Your goal: What lines of the data include the string "name"? Copy them all.

Exercise input:
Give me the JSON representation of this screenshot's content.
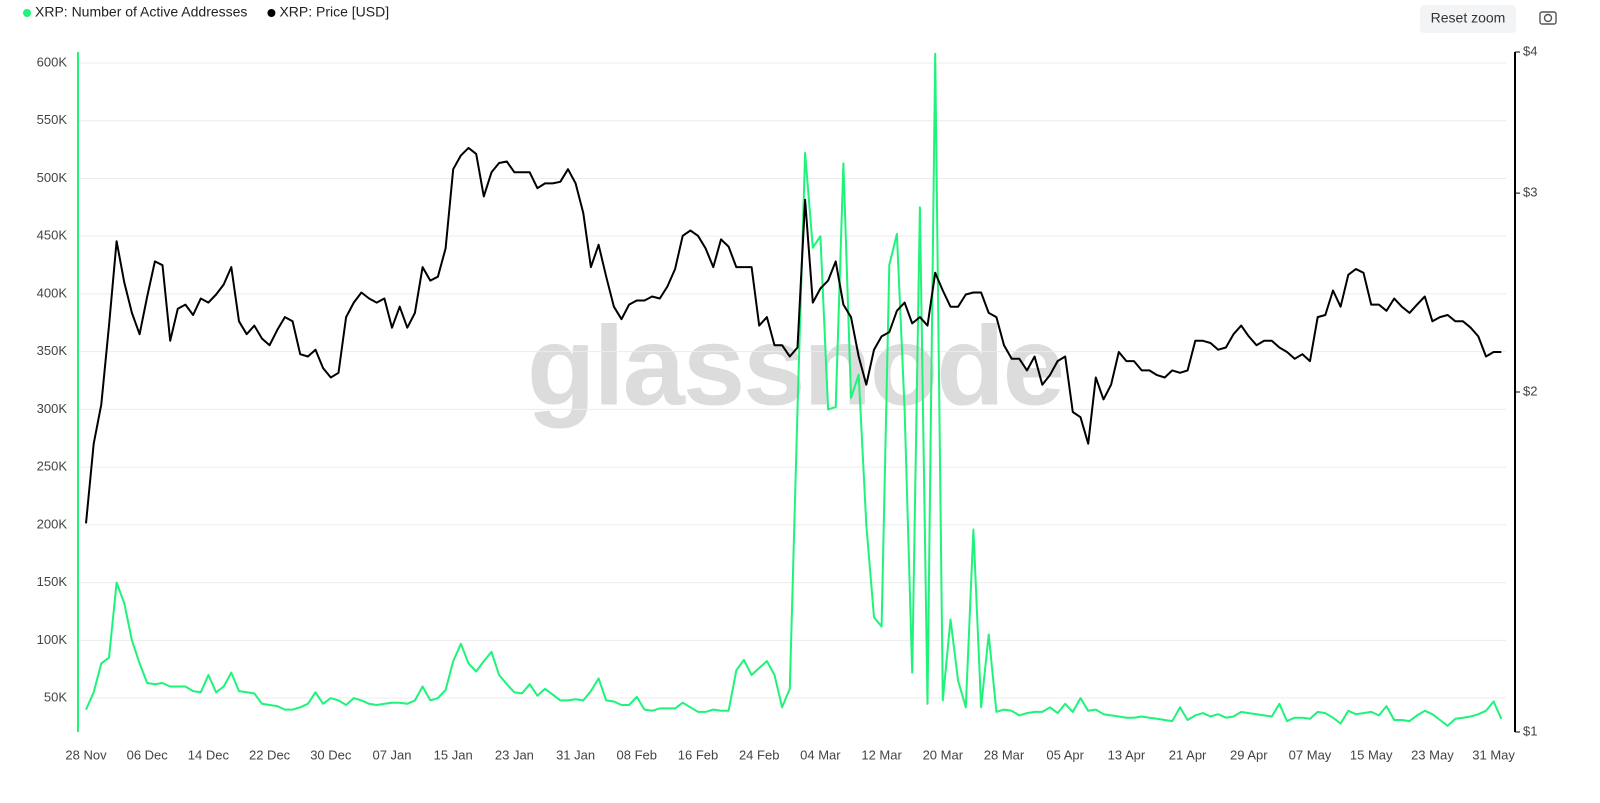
{
  "chart_data": {
    "type": "line",
    "watermark": "glassnode",
    "button": "Reset zoom",
    "categories": [
      "28 Nov",
      null,
      null,
      null,
      null,
      null,
      null,
      null,
      "06 Dec",
      null,
      null,
      null,
      null,
      null,
      null,
      null,
      "14 Dec",
      null,
      null,
      null,
      null,
      null,
      null,
      null,
      "22 Dec",
      null,
      null,
      null,
      null,
      null,
      null,
      null,
      "30 Dec",
      null,
      null,
      null,
      null,
      null,
      null,
      null,
      "07 Jan",
      null,
      null,
      null,
      null,
      null,
      null,
      null,
      "15 Jan",
      null,
      null,
      null,
      null,
      null,
      null,
      null,
      "23 Jan",
      null,
      null,
      null,
      null,
      null,
      null,
      null,
      "31 Jan",
      null,
      null,
      null,
      null,
      null,
      null,
      null,
      "08 Feb",
      null,
      null,
      null,
      null,
      null,
      null,
      null,
      "16 Feb",
      null,
      null,
      null,
      null,
      null,
      null,
      null,
      "24 Feb",
      null,
      null,
      null,
      null,
      null,
      null,
      null,
      "04 Mar",
      null,
      null,
      null,
      null,
      null,
      null,
      null,
      "12 Mar",
      null,
      null,
      null,
      null,
      null,
      null,
      null,
      "20 Mar",
      null,
      null,
      null,
      null,
      null,
      null,
      null,
      "28 Mar",
      null,
      null,
      null,
      null,
      null,
      null,
      null,
      "05 Apr",
      null,
      null,
      null,
      null,
      null,
      null,
      null,
      "13 Apr",
      null,
      null,
      null,
      null,
      null,
      null,
      null,
      "21 Apr",
      null,
      null,
      null,
      null,
      null,
      null,
      null,
      "29 Apr",
      null,
      null,
      null,
      null,
      null,
      null,
      null,
      "07 May",
      null,
      null,
      null,
      null,
      null,
      null,
      null,
      "15 May",
      null,
      null,
      null,
      null,
      null,
      null,
      null,
      "23 May",
      null,
      null,
      null,
      null,
      null,
      null,
      null,
      "31 May",
      null
    ],
    "ylim": [
      20600,
      609500
    ],
    "yticks": [
      {
        "value": 50000,
        "label": "50K"
      },
      {
        "value": 100000,
        "label": "100K"
      },
      {
        "value": 150000,
        "label": "150K"
      },
      {
        "value": 200000,
        "label": "200K"
      },
      {
        "value": 250000,
        "label": "250K"
      },
      {
        "value": 300000,
        "label": "300K"
      },
      {
        "value": 350000,
        "label": "350K"
      },
      {
        "value": 400000,
        "label": "400K"
      },
      {
        "value": 450000,
        "label": "450K"
      },
      {
        "value": 500000,
        "label": "500K"
      },
      {
        "value": 550000,
        "label": "550K"
      },
      {
        "value": 600000,
        "label": "600K"
      }
    ],
    "y2lim": [
      1,
      4
    ],
    "y2log": true,
    "y2ticks": [
      {
        "value": 1,
        "label": "$1"
      },
      {
        "value": 2,
        "label": "$2"
      },
      {
        "value": 3,
        "label": "$3"
      },
      {
        "value": 4,
        "label": "$4"
      }
    ],
    "grid": true,
    "legend": "top-left",
    "series": [
      {
        "name": "XRP: Number of Active Addresses",
        "color": "#1ef37a",
        "axis": "y",
        "values": [
          40000,
          55000,
          80000,
          85000,
          150000,
          132000,
          100000,
          80000,
          63000,
          62000,
          63000,
          60000,
          60000,
          60000,
          56000,
          55000,
          70000,
          55000,
          60000,
          72000,
          56000,
          55000,
          54000,
          45000,
          44000,
          43000,
          40000,
          40000,
          42000,
          45000,
          55000,
          45000,
          50000,
          48000,
          44000,
          50000,
          48000,
          45000,
          44000,
          45000,
          46000,
          46000,
          45000,
          48000,
          60000,
          48000,
          50000,
          57000,
          82000,
          97000,
          80000,
          73000,
          82000,
          90000,
          70000,
          62000,
          55000,
          54000,
          62000,
          52000,
          58000,
          53000,
          48000,
          48000,
          49000,
          48000,
          56000,
          67000,
          48000,
          47000,
          44000,
          44000,
          51000,
          40000,
          39000,
          41000,
          41000,
          41000,
          46000,
          42000,
          38000,
          38000,
          40000,
          39000,
          39000,
          74000,
          83000,
          70000,
          76000,
          82000,
          70000,
          42000,
          58000,
          300000,
          522000,
          440000,
          450000,
          300000,
          302000,
          513000,
          310000,
          330000,
          200000,
          120000,
          112000,
          425000,
          452000,
          300000,
          72000,
          475000,
          45000,
          608000,
          48000,
          118000,
          65000,
          42000,
          196000,
          42000,
          105000,
          38000,
          40000,
          39000,
          35000,
          37000,
          38000,
          38000,
          42000,
          37000,
          45000,
          38000,
          50000,
          39000,
          40000,
          36000,
          35000,
          34000,
          33000,
          33000,
          34000,
          33000,
          32000,
          31000,
          30000,
          42000,
          31000,
          35000,
          37000,
          34000,
          36000,
          33000,
          34000,
          38000,
          37000,
          36000,
          35000,
          34000,
          45000,
          30000,
          33000,
          33000,
          32000,
          38000,
          37000,
          33000,
          28000,
          39000,
          36000,
          37000,
          38000,
          35000,
          43000,
          31000,
          31000,
          30000,
          35000,
          39000,
          36000,
          31000,
          26000,
          32000,
          33000,
          34000,
          36000,
          39000,
          47000,
          32000
        ]
      },
      {
        "name": "XRP: Price [USD]",
        "color": "#000000",
        "axis": "y2",
        "values": [
          1.53,
          1.8,
          1.95,
          2.29,
          2.72,
          2.5,
          2.35,
          2.25,
          2.43,
          2.61,
          2.59,
          2.22,
          2.37,
          2.39,
          2.34,
          2.42,
          2.4,
          2.44,
          2.49,
          2.58,
          2.31,
          2.25,
          2.29,
          2.23,
          2.2,
          2.27,
          2.33,
          2.31,
          2.16,
          2.15,
          2.18,
          2.1,
          2.06,
          2.08,
          2.33,
          2.4,
          2.45,
          2.42,
          2.4,
          2.42,
          2.28,
          2.38,
          2.28,
          2.35,
          2.58,
          2.51,
          2.53,
          2.68,
          3.15,
          3.24,
          3.29,
          3.25,
          2.98,
          3.13,
          3.19,
          3.2,
          3.13,
          3.13,
          3.13,
          3.03,
          3.06,
          3.06,
          3.07,
          3.15,
          3.06,
          2.88,
          2.58,
          2.7,
          2.53,
          2.38,
          2.32,
          2.39,
          2.41,
          2.41,
          2.43,
          2.42,
          2.48,
          2.57,
          2.75,
          2.78,
          2.75,
          2.68,
          2.58,
          2.73,
          2.69,
          2.58,
          2.58,
          2.58,
          2.29,
          2.33,
          2.2,
          2.2,
          2.15,
          2.19,
          2.96,
          2.4,
          2.47,
          2.51,
          2.61,
          2.39,
          2.33,
          2.15,
          2.03,
          2.18,
          2.24,
          2.26,
          2.36,
          2.4,
          2.3,
          2.33,
          2.29,
          2.55,
          2.46,
          2.38,
          2.38,
          2.44,
          2.45,
          2.45,
          2.35,
          2.33,
          2.2,
          2.14,
          2.14,
          2.09,
          2.15,
          2.03,
          2.07,
          2.13,
          2.15,
          1.92,
          1.9,
          1.8,
          2.06,
          1.97,
          2.03,
          2.17,
          2.13,
          2.13,
          2.09,
          2.09,
          2.07,
          2.06,
          2.09,
          2.08,
          2.09,
          2.22,
          2.22,
          2.21,
          2.18,
          2.19,
          2.25,
          2.29,
          2.24,
          2.2,
          2.22,
          2.22,
          2.19,
          2.17,
          2.14,
          2.16,
          2.13,
          2.33,
          2.34,
          2.46,
          2.38,
          2.54,
          2.57,
          2.55,
          2.39,
          2.39,
          2.36,
          2.42,
          2.38,
          2.35,
          2.39,
          2.43,
          2.31,
          2.33,
          2.34,
          2.31,
          2.31,
          2.28,
          2.24,
          2.15,
          2.17,
          2.17
        ]
      }
    ]
  }
}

Correct output:
        "name": "XRP: Number of Active Addresses",
        "name": "XRP: Price [USD]",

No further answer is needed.